Print each of the following rows again, keeping every character, space and line break unchanged.

◆ THE RECORDS:
++++++

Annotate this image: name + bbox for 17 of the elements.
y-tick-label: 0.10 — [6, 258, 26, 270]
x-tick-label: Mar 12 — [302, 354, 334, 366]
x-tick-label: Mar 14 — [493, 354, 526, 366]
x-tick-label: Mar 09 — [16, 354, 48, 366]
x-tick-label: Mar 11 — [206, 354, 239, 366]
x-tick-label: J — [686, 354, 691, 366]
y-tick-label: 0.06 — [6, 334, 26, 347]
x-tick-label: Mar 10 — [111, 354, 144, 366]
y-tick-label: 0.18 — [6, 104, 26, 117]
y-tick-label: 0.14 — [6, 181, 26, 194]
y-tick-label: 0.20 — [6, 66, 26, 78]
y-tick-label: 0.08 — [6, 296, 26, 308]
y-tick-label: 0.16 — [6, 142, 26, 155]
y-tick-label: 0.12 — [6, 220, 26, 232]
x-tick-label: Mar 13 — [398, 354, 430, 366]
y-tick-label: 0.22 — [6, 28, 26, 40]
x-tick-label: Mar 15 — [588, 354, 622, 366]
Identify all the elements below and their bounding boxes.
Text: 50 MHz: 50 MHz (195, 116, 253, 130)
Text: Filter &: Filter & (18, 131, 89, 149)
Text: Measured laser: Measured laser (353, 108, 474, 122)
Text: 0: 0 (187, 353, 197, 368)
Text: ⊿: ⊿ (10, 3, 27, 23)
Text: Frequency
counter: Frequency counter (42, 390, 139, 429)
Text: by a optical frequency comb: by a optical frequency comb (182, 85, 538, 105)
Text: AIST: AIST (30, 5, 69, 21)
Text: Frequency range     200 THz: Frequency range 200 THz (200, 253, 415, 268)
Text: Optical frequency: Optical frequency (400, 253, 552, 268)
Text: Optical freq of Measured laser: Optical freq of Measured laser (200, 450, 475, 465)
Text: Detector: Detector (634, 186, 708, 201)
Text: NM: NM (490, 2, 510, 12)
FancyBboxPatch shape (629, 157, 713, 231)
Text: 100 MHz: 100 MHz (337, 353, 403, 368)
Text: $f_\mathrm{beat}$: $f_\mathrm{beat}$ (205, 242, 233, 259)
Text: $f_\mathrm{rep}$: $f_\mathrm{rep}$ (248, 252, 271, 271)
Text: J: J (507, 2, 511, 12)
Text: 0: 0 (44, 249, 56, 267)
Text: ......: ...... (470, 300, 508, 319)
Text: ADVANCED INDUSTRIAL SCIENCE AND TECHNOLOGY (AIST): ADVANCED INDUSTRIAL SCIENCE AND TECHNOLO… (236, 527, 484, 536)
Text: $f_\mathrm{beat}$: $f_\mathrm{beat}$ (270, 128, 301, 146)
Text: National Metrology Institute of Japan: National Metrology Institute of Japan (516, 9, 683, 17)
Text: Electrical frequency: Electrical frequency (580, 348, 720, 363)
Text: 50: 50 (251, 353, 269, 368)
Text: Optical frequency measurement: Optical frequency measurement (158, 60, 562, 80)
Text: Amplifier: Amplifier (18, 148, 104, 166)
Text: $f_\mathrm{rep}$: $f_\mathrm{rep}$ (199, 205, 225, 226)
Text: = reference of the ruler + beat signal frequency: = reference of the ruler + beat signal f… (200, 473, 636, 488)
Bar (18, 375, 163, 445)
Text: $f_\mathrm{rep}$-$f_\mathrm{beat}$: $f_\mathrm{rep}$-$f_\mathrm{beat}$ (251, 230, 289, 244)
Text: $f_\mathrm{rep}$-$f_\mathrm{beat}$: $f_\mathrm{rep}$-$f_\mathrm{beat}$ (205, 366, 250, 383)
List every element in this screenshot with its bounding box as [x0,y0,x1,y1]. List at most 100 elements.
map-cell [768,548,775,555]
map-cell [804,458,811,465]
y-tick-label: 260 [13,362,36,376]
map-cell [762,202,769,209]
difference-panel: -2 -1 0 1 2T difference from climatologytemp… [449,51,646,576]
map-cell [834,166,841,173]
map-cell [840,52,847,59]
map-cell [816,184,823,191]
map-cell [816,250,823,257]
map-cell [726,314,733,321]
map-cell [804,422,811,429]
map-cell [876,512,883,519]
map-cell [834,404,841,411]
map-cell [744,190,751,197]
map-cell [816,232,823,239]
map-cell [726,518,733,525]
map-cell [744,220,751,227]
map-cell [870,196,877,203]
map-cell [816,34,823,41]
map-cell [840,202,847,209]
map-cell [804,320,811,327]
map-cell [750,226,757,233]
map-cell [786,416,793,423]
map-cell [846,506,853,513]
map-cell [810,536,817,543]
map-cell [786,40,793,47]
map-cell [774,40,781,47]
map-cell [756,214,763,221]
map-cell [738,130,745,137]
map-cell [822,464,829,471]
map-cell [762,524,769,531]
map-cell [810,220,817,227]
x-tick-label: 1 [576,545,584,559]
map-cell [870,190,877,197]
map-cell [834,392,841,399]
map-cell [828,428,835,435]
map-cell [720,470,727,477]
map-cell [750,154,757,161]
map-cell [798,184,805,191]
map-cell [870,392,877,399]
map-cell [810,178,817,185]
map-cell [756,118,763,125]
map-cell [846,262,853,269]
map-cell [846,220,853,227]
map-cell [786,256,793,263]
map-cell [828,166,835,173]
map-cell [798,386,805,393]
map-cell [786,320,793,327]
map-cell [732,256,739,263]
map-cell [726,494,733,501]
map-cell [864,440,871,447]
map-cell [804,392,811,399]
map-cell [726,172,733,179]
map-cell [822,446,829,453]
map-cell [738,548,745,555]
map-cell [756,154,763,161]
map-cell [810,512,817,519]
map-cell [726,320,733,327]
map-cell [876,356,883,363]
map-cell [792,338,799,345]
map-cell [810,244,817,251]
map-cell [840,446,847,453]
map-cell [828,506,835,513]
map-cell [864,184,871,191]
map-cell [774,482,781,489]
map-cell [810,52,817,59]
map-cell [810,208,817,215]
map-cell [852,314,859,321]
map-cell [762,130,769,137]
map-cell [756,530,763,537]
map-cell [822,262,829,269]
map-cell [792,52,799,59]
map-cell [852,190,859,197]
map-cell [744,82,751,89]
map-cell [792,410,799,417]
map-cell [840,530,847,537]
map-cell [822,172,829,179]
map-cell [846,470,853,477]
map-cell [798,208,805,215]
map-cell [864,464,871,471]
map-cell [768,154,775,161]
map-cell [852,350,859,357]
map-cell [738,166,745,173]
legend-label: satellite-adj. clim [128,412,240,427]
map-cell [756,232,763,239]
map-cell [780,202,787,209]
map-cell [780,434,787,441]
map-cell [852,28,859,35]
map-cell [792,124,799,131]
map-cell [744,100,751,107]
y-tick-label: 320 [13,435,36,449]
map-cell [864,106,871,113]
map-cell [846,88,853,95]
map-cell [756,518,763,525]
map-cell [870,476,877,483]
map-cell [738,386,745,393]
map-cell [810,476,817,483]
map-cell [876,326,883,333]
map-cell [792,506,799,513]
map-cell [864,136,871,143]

++++++

◆ THE ANSWER:
Annotate this image: name + bbox for 17 of the elements.
y-tick-label: 0.10 — [6, 258, 26, 270]
x-tick-label: Mar 12 — [302, 354, 334, 366]
x-tick-label: Mar 14 — [493, 354, 526, 366]
x-tick-label: Mar 09 — [16, 354, 48, 366]
x-tick-label: Mar 11 — [206, 354, 239, 366]
x-tick-label: J — [686, 354, 691, 366]
y-tick-label: 0.06 — [6, 334, 26, 347]
x-tick-label: Mar 10 — [111, 354, 144, 366]
y-tick-label: 0.18 — [6, 104, 26, 117]
y-tick-label: 0.14 — [6, 181, 26, 194]
y-tick-label: 0.20 — [6, 66, 26, 78]
y-tick-label: 0.08 — [6, 296, 26, 308]
y-tick-label: 0.16 — [6, 142, 26, 155]
y-tick-label: 0.12 — [6, 220, 26, 232]
x-tick-label: Mar 13 — [398, 354, 430, 366]
y-tick-label: 0.22 — [6, 28, 26, 40]
x-tick-label: Mar 15 — [588, 354, 622, 366]
Identify all the elements below and their bounding boxes.
Text: 50 MHz: 50 MHz (195, 116, 253, 130)
Text: Filter &: Filter & (18, 131, 89, 149)
Text: Measured laser: Measured laser (353, 108, 474, 122)
Text: 0: 0 (187, 353, 197, 368)
Text: ⊿: ⊿ (10, 3, 27, 23)
Text: Frequency
counter: Frequency counter (42, 390, 139, 429)
Text: by a optical frequency comb: by a optical frequency comb (182, 85, 538, 105)
Text: AIST: AIST (30, 5, 69, 21)
Text: Frequency range     200 THz: Frequency range 200 THz (200, 253, 415, 268)
Text: Optical frequency: Optical frequency (400, 253, 552, 268)
Text: Optical freq of Measured laser: Optical freq of Measured laser (200, 450, 475, 465)
Text: Detector: Detector (634, 186, 708, 201)
Text: NM: NM (490, 2, 510, 12)
FancyBboxPatch shape (629, 157, 713, 231)
Text: 100 MHz: 100 MHz (337, 353, 403, 368)
Text: $f_\mathrm{beat}$: $f_\mathrm{beat}$ (205, 242, 233, 259)
Text: $f_\mathrm{rep}$: $f_\mathrm{rep}$ (248, 252, 271, 271)
Text: J: J (507, 2, 511, 12)
Text: 0: 0 (44, 249, 56, 267)
Text: ......: ...... (470, 300, 508, 319)
Text: ADVANCED INDUSTRIAL SCIENCE AND TECHNOLOGY (AIST): ADVANCED INDUSTRIAL SCIENCE AND TECHNOLO… (236, 527, 484, 536)
Text: $f_\mathrm{beat}$: $f_\mathrm{beat}$ (270, 128, 301, 146)
Text: National Metrology Institute of Japan: National Metrology Institute of Japan (516, 9, 683, 17)
Text: Electrical frequency: Electrical frequency (580, 348, 720, 363)
Text: 50: 50 (251, 353, 269, 368)
Text: Optical frequency measurement: Optical frequency measurement (158, 60, 562, 80)
Text: Amplifier: Amplifier (18, 148, 104, 166)
Text: $f_\mathrm{rep}$: $f_\mathrm{rep}$ (199, 205, 225, 226)
Text: = reference of the ruler + beat signal frequency: = reference of the ruler + beat signal f… (200, 473, 636, 488)
Bar (18, 375, 163, 445)
Text: $f_\mathrm{rep}$-$f_\mathrm{beat}$: $f_\mathrm{rep}$-$f_\mathrm{beat}$ (251, 230, 289, 244)
Text: $f_\mathrm{rep}$-$f_\mathrm{beat}$: $f_\mathrm{rep}$-$f_\mathrm{beat}$ (205, 366, 250, 383)
List every element in this screenshot with its bounding box as [x0,y0,x1,y1]. List at most 100 elements.
map-cell [768,548,775,555]
map-cell [804,458,811,465]
y-tick-label: 260 [13,362,36,376]
map-cell [762,202,769,209]
difference-panel: -2 -1 0 1 2T difference from climatologytemp… [449,51,646,576]
map-cell [834,166,841,173]
map-cell [840,52,847,59]
map-cell [816,184,823,191]
map-cell [816,250,823,257]
map-cell [726,314,733,321]
map-cell [804,422,811,429]
map-cell [876,512,883,519]
map-cell [834,404,841,411]
map-cell [744,190,751,197]
map-cell [816,232,823,239]
map-cell [726,518,733,525]
map-cell [744,220,751,227]
map-cell [870,196,877,203]
map-cell [816,34,823,41]
map-cell [840,202,847,209]
map-cell [804,320,811,327]
map-cell [750,226,757,233]
map-cell [786,416,793,423]
map-cell [846,506,853,513]
map-cell [810,536,817,543]
map-cell [786,40,793,47]
map-cell [774,40,781,47]
map-cell [756,214,763,221]
map-cell [738,130,745,137]
map-cell [822,464,829,471]
map-cell [762,524,769,531]
map-cell [810,220,817,227]
x-tick-label: 1 [576,545,584,559]
map-cell [870,190,877,197]
map-cell [834,392,841,399]
map-cell [828,428,835,435]
map-cell [720,470,727,477]
map-cell [750,154,757,161]
map-cell [798,184,805,191]
map-cell [870,392,877,399]
map-cell [810,178,817,185]
map-cell [756,118,763,125]
map-cell [846,262,853,269]
map-cell [846,220,853,227]
map-cell [786,256,793,263]
map-cell [828,166,835,173]
map-cell [798,386,805,393]
map-cell [786,320,793,327]
map-cell [732,256,739,263]
map-cell [726,494,733,501]
map-cell [864,440,871,447]
map-cell [804,392,811,399]
map-cell [726,172,733,179]
map-cell [822,446,829,453]
map-cell [738,548,745,555]
map-cell [756,154,763,161]
map-cell [810,512,817,519]
map-cell [726,320,733,327]
map-cell [876,356,883,363]
map-cell [792,338,799,345]
map-cell [810,244,817,251]
map-cell [840,446,847,453]
map-cell [828,506,835,513]
map-cell [864,184,871,191]
map-cell [774,482,781,489]
map-cell [810,52,817,59]
map-cell [810,208,817,215]
map-cell [852,314,859,321]
map-cell [762,130,769,137]
map-cell [756,530,763,537]
map-cell [822,262,829,269]
map-cell [792,52,799,59]
map-cell [852,190,859,197]
map-cell [744,82,751,89]
map-cell [792,410,799,417]
map-cell [840,530,847,537]
map-cell [822,172,829,179]
map-cell [846,470,853,477]
map-cell [798,208,805,215]
map-cell [864,464,871,471]
map-cell [768,154,775,161]
map-cell [852,350,859,357]
map-cell [738,166,745,173]
legend-label: satellite-adj. clim [128,412,240,427]
map-cell [756,232,763,239]
map-cell [780,202,787,209]
map-cell [780,434,787,441]
map-cell [852,28,859,35]
map-cell [792,124,799,131]
map-cell [744,100,751,107]
y-tick-label: 320 [13,435,36,449]
map-cell [864,106,871,113]
map-cell [846,88,853,95]
map-cell [756,518,763,525]
map-cell [870,476,877,483]
map-cell [738,386,745,393]
map-cell [810,476,817,483]
map-cell [876,326,883,333]
map-cell [792,506,799,513]
map-cell [864,136,871,143]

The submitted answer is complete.